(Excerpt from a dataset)
++++++++++++++++++++

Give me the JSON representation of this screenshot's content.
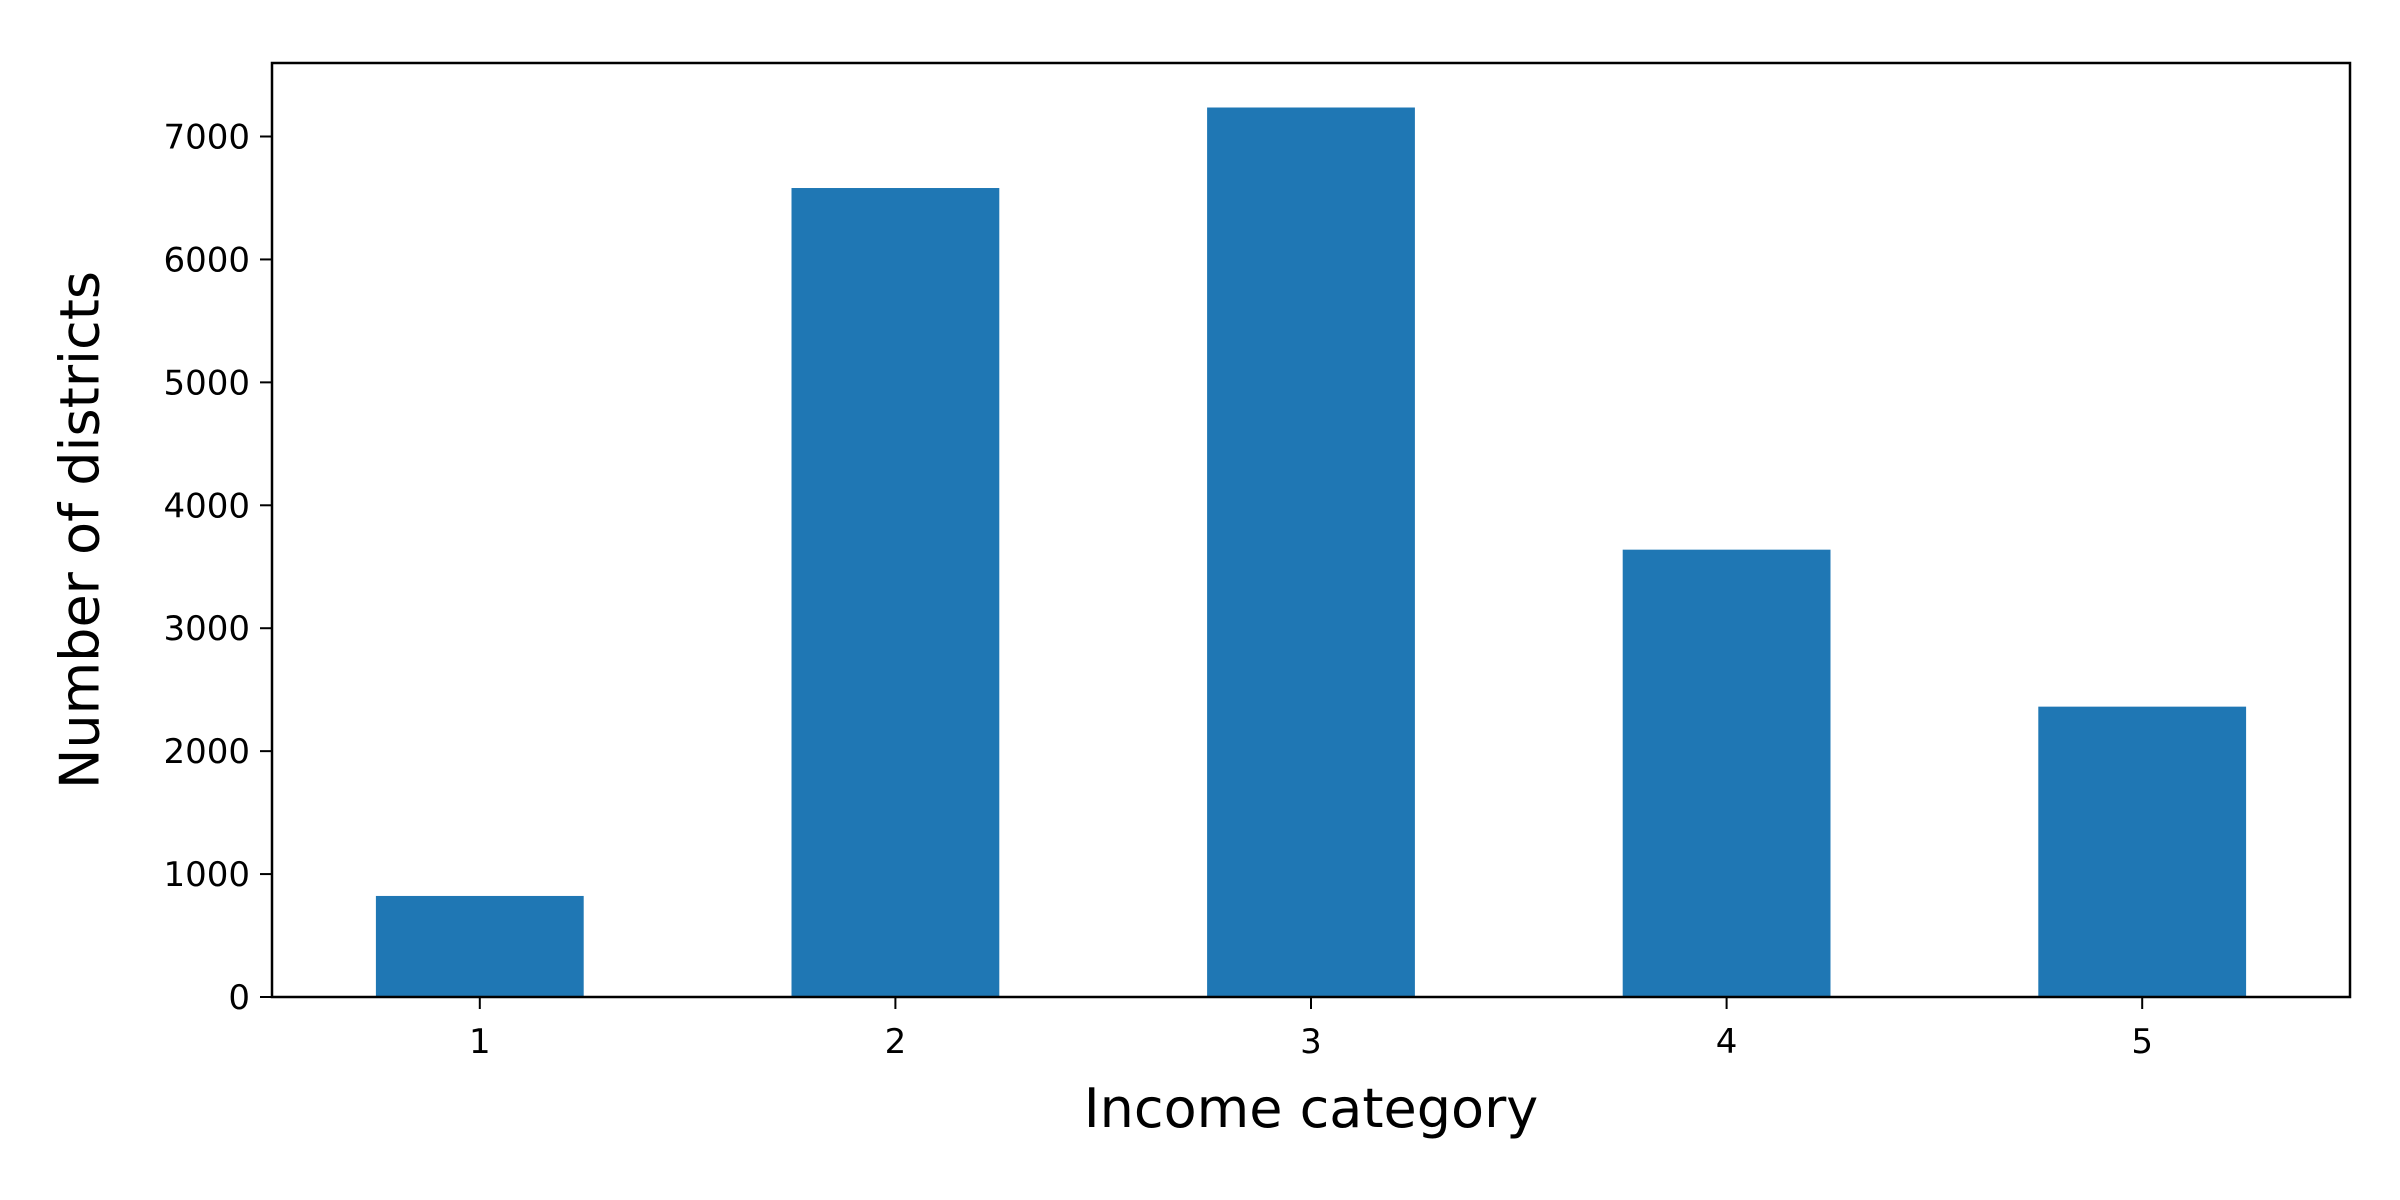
{
  "chart_data": {
    "type": "bar",
    "title": "",
    "xlabel": "Income category",
    "ylabel": "Number of districts",
    "categories": [
      "1",
      "2",
      "3",
      "4",
      "5"
    ],
    "values": [
      822,
      6581,
      7236,
      3639,
      2362
    ],
    "ylim": [
      0,
      7598
    ],
    "yticks": [
      0,
      1000,
      2000,
      3000,
      4000,
      5000,
      6000,
      7000
    ],
    "grid": false,
    "legend": "none",
    "bar_color": "#1f77b4"
  }
}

++++++++++++++++++++

▸ **EXERCISE**
The data above should be repeated exactly, minus any pictures.

▸ **FINISHED TASK**
Give me the JSON representation of this screenshot's content.
{
  "chart_data": {
    "type": "bar",
    "title": "",
    "xlabel": "Income category",
    "ylabel": "Number of districts",
    "categories": [
      "1",
      "2",
      "3",
      "4",
      "5"
    ],
    "values": [
      822,
      6581,
      7236,
      3639,
      2362
    ],
    "ylim": [
      0,
      7598
    ],
    "yticks": [
      0,
      1000,
      2000,
      3000,
      4000,
      5000,
      6000,
      7000
    ],
    "grid": false,
    "legend": "none",
    "bar_color": "#1f77b4"
  }
}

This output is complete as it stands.